(Stored data)
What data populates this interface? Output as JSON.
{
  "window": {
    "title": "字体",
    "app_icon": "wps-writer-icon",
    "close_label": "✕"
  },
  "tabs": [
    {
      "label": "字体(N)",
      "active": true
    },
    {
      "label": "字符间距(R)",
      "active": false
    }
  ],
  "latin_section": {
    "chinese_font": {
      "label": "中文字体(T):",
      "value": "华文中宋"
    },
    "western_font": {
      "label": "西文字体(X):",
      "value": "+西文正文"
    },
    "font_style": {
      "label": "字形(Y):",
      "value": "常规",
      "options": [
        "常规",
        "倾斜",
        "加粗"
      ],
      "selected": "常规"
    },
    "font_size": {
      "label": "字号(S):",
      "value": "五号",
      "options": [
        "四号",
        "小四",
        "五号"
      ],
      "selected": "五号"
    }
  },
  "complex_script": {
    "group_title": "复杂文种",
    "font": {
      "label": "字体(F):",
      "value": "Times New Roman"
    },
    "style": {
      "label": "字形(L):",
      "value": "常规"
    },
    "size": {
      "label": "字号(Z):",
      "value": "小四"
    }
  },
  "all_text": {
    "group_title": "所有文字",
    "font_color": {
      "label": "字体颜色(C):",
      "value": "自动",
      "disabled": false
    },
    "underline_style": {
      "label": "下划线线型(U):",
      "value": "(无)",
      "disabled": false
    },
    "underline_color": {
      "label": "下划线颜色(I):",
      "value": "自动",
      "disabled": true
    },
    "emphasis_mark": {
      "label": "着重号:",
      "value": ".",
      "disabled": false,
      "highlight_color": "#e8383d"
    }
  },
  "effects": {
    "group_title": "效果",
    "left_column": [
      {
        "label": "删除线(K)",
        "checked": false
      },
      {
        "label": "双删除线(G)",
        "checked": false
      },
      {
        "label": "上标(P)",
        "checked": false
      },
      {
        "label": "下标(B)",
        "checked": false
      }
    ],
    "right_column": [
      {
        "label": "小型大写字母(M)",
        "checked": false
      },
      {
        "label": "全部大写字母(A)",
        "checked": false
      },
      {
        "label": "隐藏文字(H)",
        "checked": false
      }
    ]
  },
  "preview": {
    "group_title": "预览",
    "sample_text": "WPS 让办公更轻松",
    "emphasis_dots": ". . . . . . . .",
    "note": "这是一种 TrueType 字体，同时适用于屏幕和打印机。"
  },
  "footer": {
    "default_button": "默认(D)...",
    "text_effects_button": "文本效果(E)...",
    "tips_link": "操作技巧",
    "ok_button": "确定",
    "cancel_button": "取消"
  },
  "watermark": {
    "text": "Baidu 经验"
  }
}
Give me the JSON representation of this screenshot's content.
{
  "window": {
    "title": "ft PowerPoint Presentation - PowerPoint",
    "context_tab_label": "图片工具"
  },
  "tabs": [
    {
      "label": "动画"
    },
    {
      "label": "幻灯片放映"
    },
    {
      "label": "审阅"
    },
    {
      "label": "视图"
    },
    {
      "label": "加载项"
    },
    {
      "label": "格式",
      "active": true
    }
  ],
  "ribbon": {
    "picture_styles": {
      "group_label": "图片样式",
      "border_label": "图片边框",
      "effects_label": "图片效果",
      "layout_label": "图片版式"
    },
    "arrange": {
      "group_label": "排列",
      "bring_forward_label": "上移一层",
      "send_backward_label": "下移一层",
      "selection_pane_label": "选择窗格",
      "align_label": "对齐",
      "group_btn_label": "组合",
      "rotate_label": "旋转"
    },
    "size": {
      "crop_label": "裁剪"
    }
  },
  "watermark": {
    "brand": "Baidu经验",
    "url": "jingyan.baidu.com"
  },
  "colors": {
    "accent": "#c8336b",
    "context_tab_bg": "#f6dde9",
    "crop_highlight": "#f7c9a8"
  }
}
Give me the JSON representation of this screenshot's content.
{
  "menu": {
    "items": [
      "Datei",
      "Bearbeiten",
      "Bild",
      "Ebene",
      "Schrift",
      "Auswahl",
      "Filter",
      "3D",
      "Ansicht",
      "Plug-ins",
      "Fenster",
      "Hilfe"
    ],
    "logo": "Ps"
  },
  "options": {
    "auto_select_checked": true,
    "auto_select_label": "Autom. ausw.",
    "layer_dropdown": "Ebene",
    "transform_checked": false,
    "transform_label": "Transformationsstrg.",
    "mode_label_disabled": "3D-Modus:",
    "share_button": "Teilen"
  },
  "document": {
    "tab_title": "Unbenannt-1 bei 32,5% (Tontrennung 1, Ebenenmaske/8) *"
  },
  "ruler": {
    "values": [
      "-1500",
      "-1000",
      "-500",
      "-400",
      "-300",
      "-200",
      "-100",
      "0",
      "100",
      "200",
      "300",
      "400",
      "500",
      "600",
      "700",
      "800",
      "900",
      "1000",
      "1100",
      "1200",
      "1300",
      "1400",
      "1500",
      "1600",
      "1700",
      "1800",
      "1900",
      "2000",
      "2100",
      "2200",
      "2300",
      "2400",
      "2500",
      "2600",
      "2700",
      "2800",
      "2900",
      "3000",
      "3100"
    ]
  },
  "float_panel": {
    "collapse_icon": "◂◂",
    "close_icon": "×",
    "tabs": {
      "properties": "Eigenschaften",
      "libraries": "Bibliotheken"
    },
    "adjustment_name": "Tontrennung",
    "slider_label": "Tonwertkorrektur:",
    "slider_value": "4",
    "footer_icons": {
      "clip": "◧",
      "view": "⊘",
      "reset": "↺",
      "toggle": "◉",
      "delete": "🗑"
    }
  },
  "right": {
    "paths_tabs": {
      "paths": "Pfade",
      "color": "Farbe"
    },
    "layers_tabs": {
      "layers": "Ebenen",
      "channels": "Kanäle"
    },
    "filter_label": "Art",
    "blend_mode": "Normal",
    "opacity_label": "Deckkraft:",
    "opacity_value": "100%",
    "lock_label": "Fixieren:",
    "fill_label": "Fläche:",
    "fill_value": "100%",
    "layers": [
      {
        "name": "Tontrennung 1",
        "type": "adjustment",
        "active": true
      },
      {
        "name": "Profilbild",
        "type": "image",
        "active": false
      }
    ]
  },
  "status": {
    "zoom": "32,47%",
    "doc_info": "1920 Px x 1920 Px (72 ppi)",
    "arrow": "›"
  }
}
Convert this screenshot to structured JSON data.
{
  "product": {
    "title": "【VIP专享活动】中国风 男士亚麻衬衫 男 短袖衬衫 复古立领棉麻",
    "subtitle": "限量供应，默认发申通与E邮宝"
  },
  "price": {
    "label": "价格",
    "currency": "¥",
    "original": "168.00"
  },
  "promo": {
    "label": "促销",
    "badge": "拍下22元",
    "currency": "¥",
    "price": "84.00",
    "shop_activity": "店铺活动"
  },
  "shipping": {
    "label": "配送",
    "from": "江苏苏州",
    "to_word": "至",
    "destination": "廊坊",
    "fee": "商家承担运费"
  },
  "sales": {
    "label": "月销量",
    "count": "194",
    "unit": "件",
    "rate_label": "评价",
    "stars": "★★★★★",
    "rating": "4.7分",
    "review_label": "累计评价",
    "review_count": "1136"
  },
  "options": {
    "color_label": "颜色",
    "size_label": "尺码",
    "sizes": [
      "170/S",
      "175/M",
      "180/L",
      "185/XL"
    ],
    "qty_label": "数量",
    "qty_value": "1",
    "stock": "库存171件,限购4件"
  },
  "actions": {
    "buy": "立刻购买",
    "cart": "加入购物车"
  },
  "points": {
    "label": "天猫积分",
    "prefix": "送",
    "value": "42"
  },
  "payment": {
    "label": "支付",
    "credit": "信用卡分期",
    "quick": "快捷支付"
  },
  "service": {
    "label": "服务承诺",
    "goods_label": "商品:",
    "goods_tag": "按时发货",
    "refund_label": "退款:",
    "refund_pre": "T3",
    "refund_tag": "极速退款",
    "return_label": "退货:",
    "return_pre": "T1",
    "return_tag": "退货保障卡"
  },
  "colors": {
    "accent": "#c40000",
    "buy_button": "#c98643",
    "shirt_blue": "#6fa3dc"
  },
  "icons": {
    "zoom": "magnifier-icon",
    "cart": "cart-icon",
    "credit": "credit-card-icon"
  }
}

§ **Aim of the exercise**:
Respond with nothing but the number of lines in the entries that contain the string "active".

§ **Correct answer**:
5